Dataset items
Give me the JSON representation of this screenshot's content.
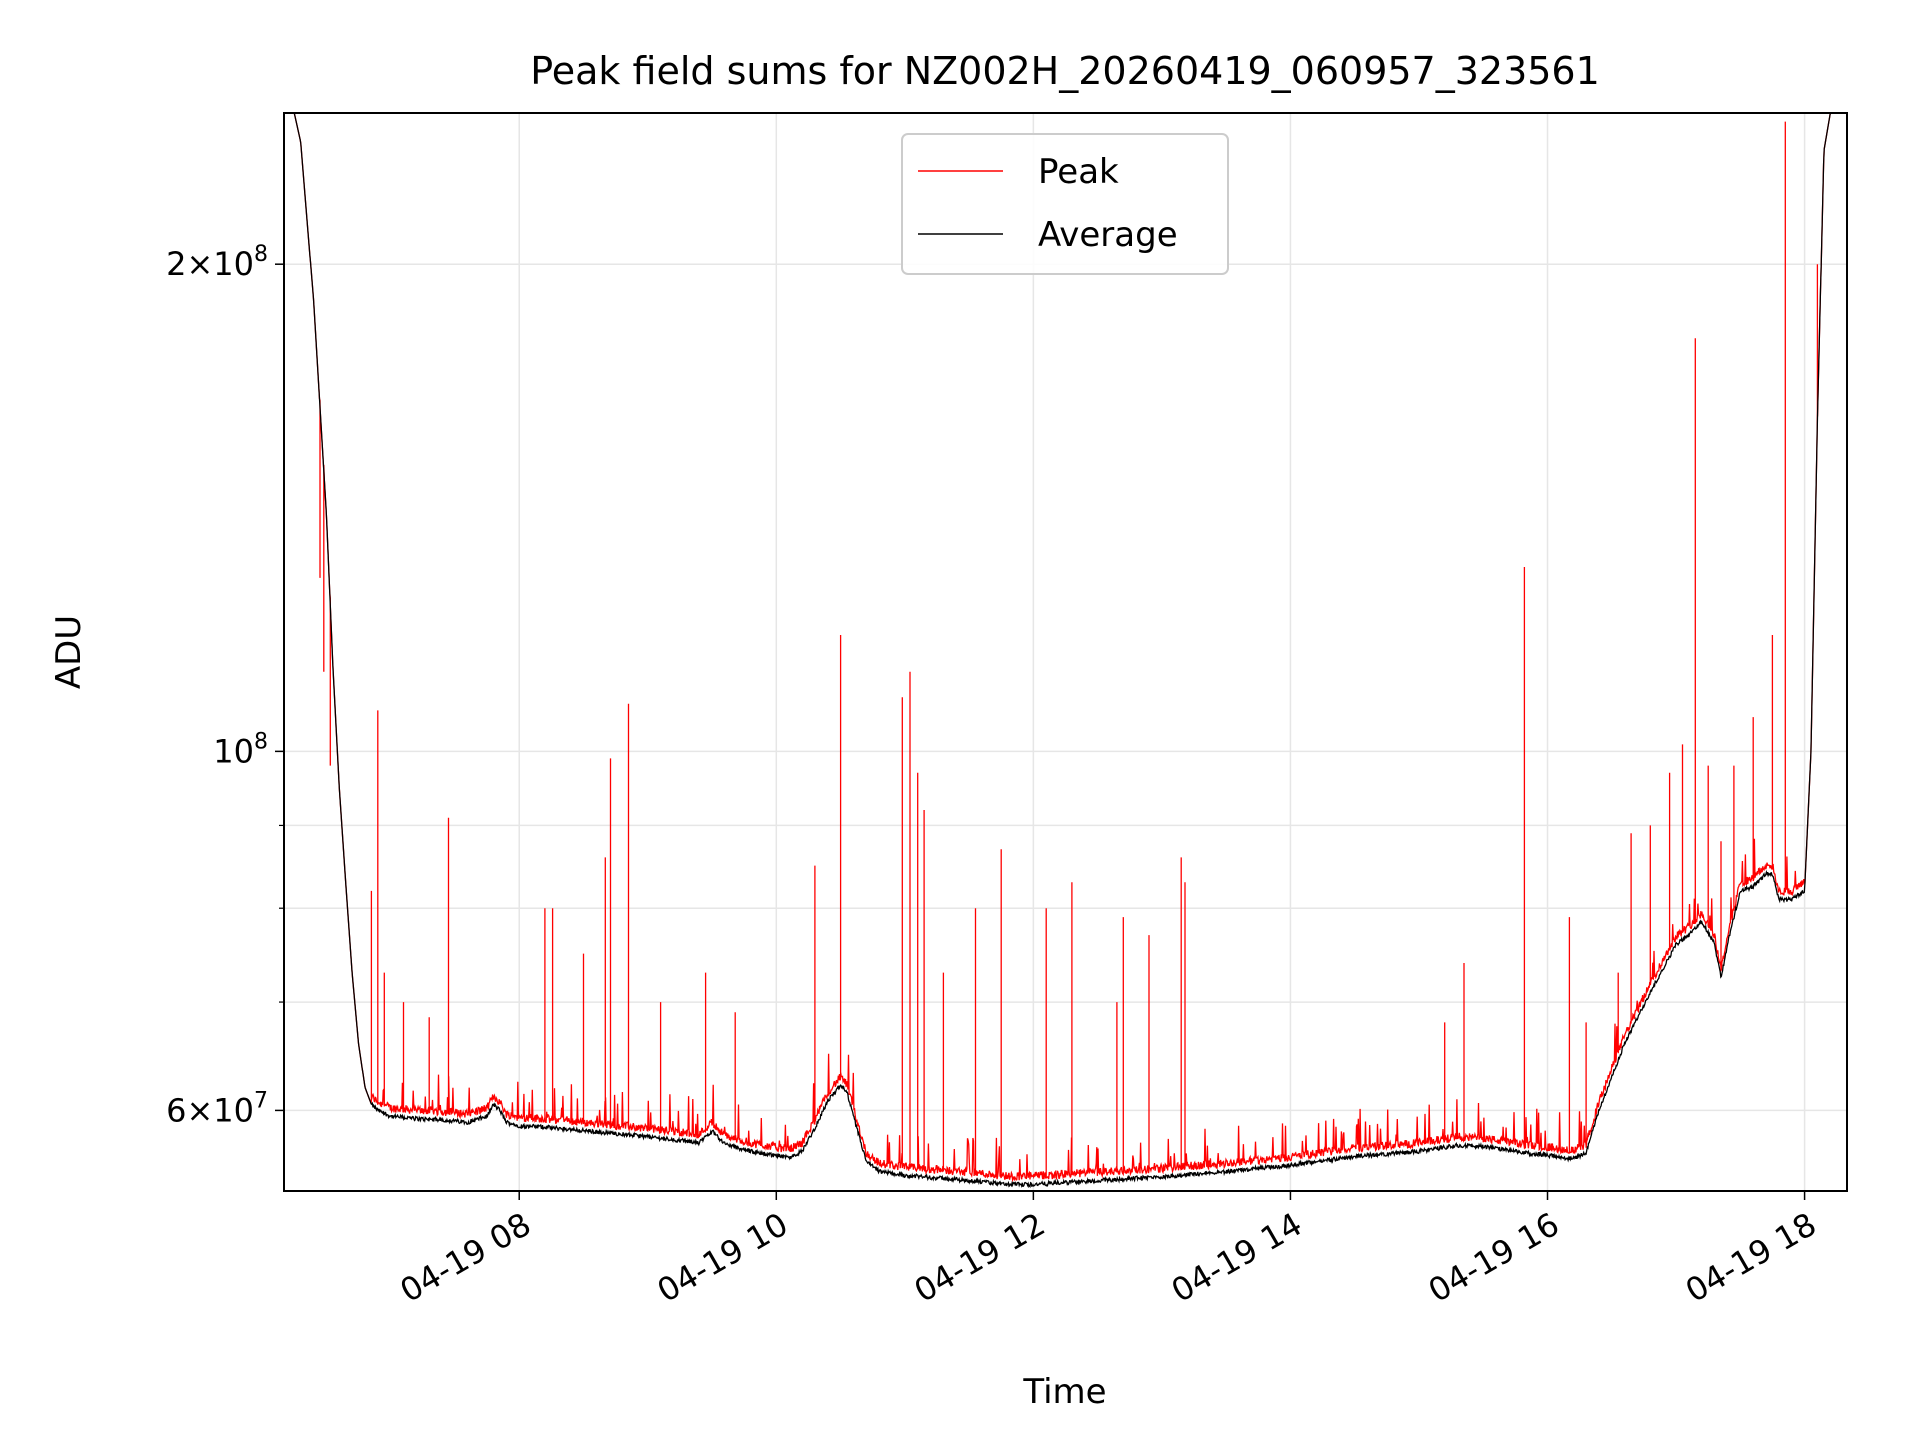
{
  "chart_data": {
    "type": "line",
    "title": "Peak field sums for NZ002H_20260419_060957_323561",
    "xlabel": "Time",
    "ylabel": "ADU",
    "yscale": "log",
    "ylim": [
      53500000,
      248000000
    ],
    "xlim_hours": [
      6.17,
      18.33
    ],
    "grid": true,
    "legend_location": "upper center",
    "x_ticks": [
      {
        "value": 8,
        "label": "04-19 08"
      },
      {
        "value": 10,
        "label": "04-19 10"
      },
      {
        "value": 12,
        "label": "04-19 12"
      },
      {
        "value": 14,
        "label": "04-19 14"
      },
      {
        "value": 16,
        "label": "04-19 16"
      },
      {
        "value": 18,
        "label": "04-19 18"
      }
    ],
    "y_major_ticks": [
      {
        "value": 100000000,
        "base": "10",
        "exp": "8",
        "mant": ""
      },
      {
        "value": 60000000,
        "base": "10",
        "exp": "7",
        "mant": "6"
      },
      {
        "value": 200000000,
        "base": "10",
        "exp": "8",
        "mant": "2"
      }
    ],
    "y_minor_ticks": [
      70000000,
      80000000,
      90000000
    ],
    "series": [
      {
        "name": "Peak",
        "color": "#ff0000"
      },
      {
        "name": "Average",
        "color": "#000000"
      }
    ],
    "average_curve": {
      "t_hours": [
        6.17,
        6.25,
        6.3,
        6.4,
        6.5,
        6.55,
        6.6,
        6.65,
        6.7,
        6.75,
        6.8,
        6.85,
        6.9,
        7.0,
        7.2,
        7.4,
        7.6,
        7.75,
        7.8,
        7.85,
        7.9,
        8.0,
        8.2,
        8.5,
        8.8,
        9.0,
        9.4,
        9.5,
        9.6,
        9.8,
        10.1,
        10.2,
        10.3,
        10.4,
        10.5,
        10.55,
        10.6,
        10.7,
        10.8,
        11.0,
        11.5,
        11.8,
        12.0,
        12.5,
        13.0,
        13.5,
        14.0,
        14.5,
        15.0,
        15.3,
        15.5,
        15.8,
        16.0,
        16.2,
        16.3,
        16.4,
        16.6,
        16.8,
        17.0,
        17.1,
        17.2,
        17.3,
        17.35,
        17.4,
        17.5,
        17.6,
        17.7,
        17.75,
        17.8,
        17.9,
        18.0,
        18.05,
        18.1,
        18.15,
        18.2,
        18.33
      ],
      "adu": [
        248000000,
        248000000,
        238000000,
        190000000,
        140000000,
        113000000,
        95000000,
        83000000,
        73000000,
        66000000,
        62000000,
        60500000,
        60000000,
        59500000,
        59300000,
        59200000,
        59000000,
        59500000,
        60500000,
        60000000,
        59000000,
        58700000,
        58600000,
        58300000,
        58000000,
        57800000,
        57300000,
        58300000,
        57200000,
        56600000,
        56100000,
        56600000,
        58500000,
        60800000,
        62200000,
        61500000,
        59500000,
        55800000,
        55000000,
        54700000,
        54300000,
        54000000,
        54000000,
        54300000,
        54600000,
        55000000,
        55500000,
        56200000,
        56600000,
        57100000,
        57000000,
        56500000,
        56300000,
        56000000,
        56500000,
        60000000,
        66000000,
        71000000,
        76000000,
        77000000,
        78500000,
        76000000,
        72500000,
        76000000,
        82000000,
        82500000,
        84000000,
        84000000,
        81000000,
        81000000,
        82000000,
        100000000,
        160000000,
        235000000,
        248000000,
        248000000
      ]
    },
    "peak_spikes": {
      "t_hours": [
        6.45,
        6.48,
        6.53,
        6.85,
        6.9,
        6.95,
        7.1,
        7.3,
        7.45,
        8.2,
        8.26,
        8.5,
        8.67,
        8.71,
        8.85,
        9.1,
        9.45,
        9.68,
        10.3,
        10.5,
        10.98,
        11.04,
        11.1,
        11.15,
        11.3,
        11.55,
        11.75,
        12.1,
        12.3,
        12.65,
        12.7,
        12.9,
        13.15,
        13.18,
        15.2,
        15.35,
        15.82,
        16.17,
        16.3,
        16.55,
        16.65,
        16.8,
        16.95,
        17.05,
        17.15,
        17.25,
        17.35,
        17.45,
        17.6,
        17.75,
        17.85,
        18.1
      ],
      "adu": [
        128000000,
        112000000,
        98000000,
        82000000,
        106000000,
        73000000,
        70000000,
        68500000,
        91000000,
        80000000,
        80000000,
        75000000,
        86000000,
        99000000,
        107000000,
        70000000,
        73000000,
        69000000,
        85000000,
        118000000,
        108000000,
        112000000,
        97000000,
        92000000,
        73000000,
        80000000,
        87000000,
        80000000,
        83000000,
        70000000,
        79000000,
        77000000,
        86000000,
        83000000,
        68000000,
        74000000,
        130000000,
        79000000,
        68000000,
        73000000,
        89000000,
        90000000,
        97000000,
        101000000,
        180000000,
        98000000,
        88000000,
        98000000,
        105000000,
        118000000,
        245000000,
        200000000
      ]
    }
  }
}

• _What the exercise asks_
The data above needs to be retyped exactly, with the images left out.

• _Result of the exercise_
Give me the JSON representation of this screenshot's content.
{
  "chart_data": {
    "type": "line",
    "title": "Peak field sums for NZ002H_20260419_060957_323561",
    "xlabel": "Time",
    "ylabel": "ADU",
    "yscale": "log",
    "ylim": [
      53500000,
      248000000
    ],
    "xlim_hours": [
      6.17,
      18.33
    ],
    "grid": true,
    "legend_location": "upper center",
    "x_ticks": [
      {
        "value": 8,
        "label": "04-19 08"
      },
      {
        "value": 10,
        "label": "04-19 10"
      },
      {
        "value": 12,
        "label": "04-19 12"
      },
      {
        "value": 14,
        "label": "04-19 14"
      },
      {
        "value": 16,
        "label": "04-19 16"
      },
      {
        "value": 18,
        "label": "04-19 18"
      }
    ],
    "y_major_ticks": [
      {
        "value": 100000000,
        "base": "10",
        "exp": "8",
        "mant": ""
      },
      {
        "value": 60000000,
        "base": "10",
        "exp": "7",
        "mant": "6"
      },
      {
        "value": 200000000,
        "base": "10",
        "exp": "8",
        "mant": "2"
      }
    ],
    "y_minor_ticks": [
      70000000,
      80000000,
      90000000
    ],
    "series": [
      {
        "name": "Peak",
        "color": "#ff0000"
      },
      {
        "name": "Average",
        "color": "#000000"
      }
    ],
    "average_curve": {
      "t_hours": [
        6.17,
        6.25,
        6.3,
        6.4,
        6.5,
        6.55,
        6.6,
        6.65,
        6.7,
        6.75,
        6.8,
        6.85,
        6.9,
        7.0,
        7.2,
        7.4,
        7.6,
        7.75,
        7.8,
        7.85,
        7.9,
        8.0,
        8.2,
        8.5,
        8.8,
        9.0,
        9.4,
        9.5,
        9.6,
        9.8,
        10.1,
        10.2,
        10.3,
        10.4,
        10.5,
        10.55,
        10.6,
        10.7,
        10.8,
        11.0,
        11.5,
        11.8,
        12.0,
        12.5,
        13.0,
        13.5,
        14.0,
        14.5,
        15.0,
        15.3,
        15.5,
        15.8,
        16.0,
        16.2,
        16.3,
        16.4,
        16.6,
        16.8,
        17.0,
        17.1,
        17.2,
        17.3,
        17.35,
        17.4,
        17.5,
        17.6,
        17.7,
        17.75,
        17.8,
        17.9,
        18.0,
        18.05,
        18.1,
        18.15,
        18.2,
        18.33
      ],
      "adu": [
        248000000,
        248000000,
        238000000,
        190000000,
        140000000,
        113000000,
        95000000,
        83000000,
        73000000,
        66000000,
        62000000,
        60500000,
        60000000,
        59500000,
        59300000,
        59200000,
        59000000,
        59500000,
        60500000,
        60000000,
        59000000,
        58700000,
        58600000,
        58300000,
        58000000,
        57800000,
        57300000,
        58300000,
        57200000,
        56600000,
        56100000,
        56600000,
        58500000,
        60800000,
        62200000,
        61500000,
        59500000,
        55800000,
        55000000,
        54700000,
        54300000,
        54000000,
        54000000,
        54300000,
        54600000,
        55000000,
        55500000,
        56200000,
        56600000,
        57100000,
        57000000,
        56500000,
        56300000,
        56000000,
        56500000,
        60000000,
        66000000,
        71000000,
        76000000,
        77000000,
        78500000,
        76000000,
        72500000,
        76000000,
        82000000,
        82500000,
        84000000,
        84000000,
        81000000,
        81000000,
        82000000,
        100000000,
        160000000,
        235000000,
        248000000,
        248000000
      ]
    },
    "peak_spikes": {
      "t_hours": [
        6.45,
        6.48,
        6.53,
        6.85,
        6.9,
        6.95,
        7.1,
        7.3,
        7.45,
        8.2,
        8.26,
        8.5,
        8.67,
        8.71,
        8.85,
        9.1,
        9.45,
        9.68,
        10.3,
        10.5,
        10.98,
        11.04,
        11.1,
        11.15,
        11.3,
        11.55,
        11.75,
        12.1,
        12.3,
        12.65,
        12.7,
        12.9,
        13.15,
        13.18,
        15.2,
        15.35,
        15.82,
        16.17,
        16.3,
        16.55,
        16.65,
        16.8,
        16.95,
        17.05,
        17.15,
        17.25,
        17.35,
        17.45,
        17.6,
        17.75,
        17.85,
        18.1
      ],
      "adu": [
        128000000,
        112000000,
        98000000,
        82000000,
        106000000,
        73000000,
        70000000,
        68500000,
        91000000,
        80000000,
        80000000,
        75000000,
        86000000,
        99000000,
        107000000,
        70000000,
        73000000,
        69000000,
        85000000,
        118000000,
        108000000,
        112000000,
        97000000,
        92000000,
        73000000,
        80000000,
        87000000,
        80000000,
        83000000,
        70000000,
        79000000,
        77000000,
        86000000,
        83000000,
        68000000,
        74000000,
        130000000,
        79000000,
        68000000,
        73000000,
        89000000,
        90000000,
        97000000,
        101000000,
        180000000,
        98000000,
        88000000,
        98000000,
        105000000,
        118000000,
        245000000,
        200000000
      ]
    }
  }
}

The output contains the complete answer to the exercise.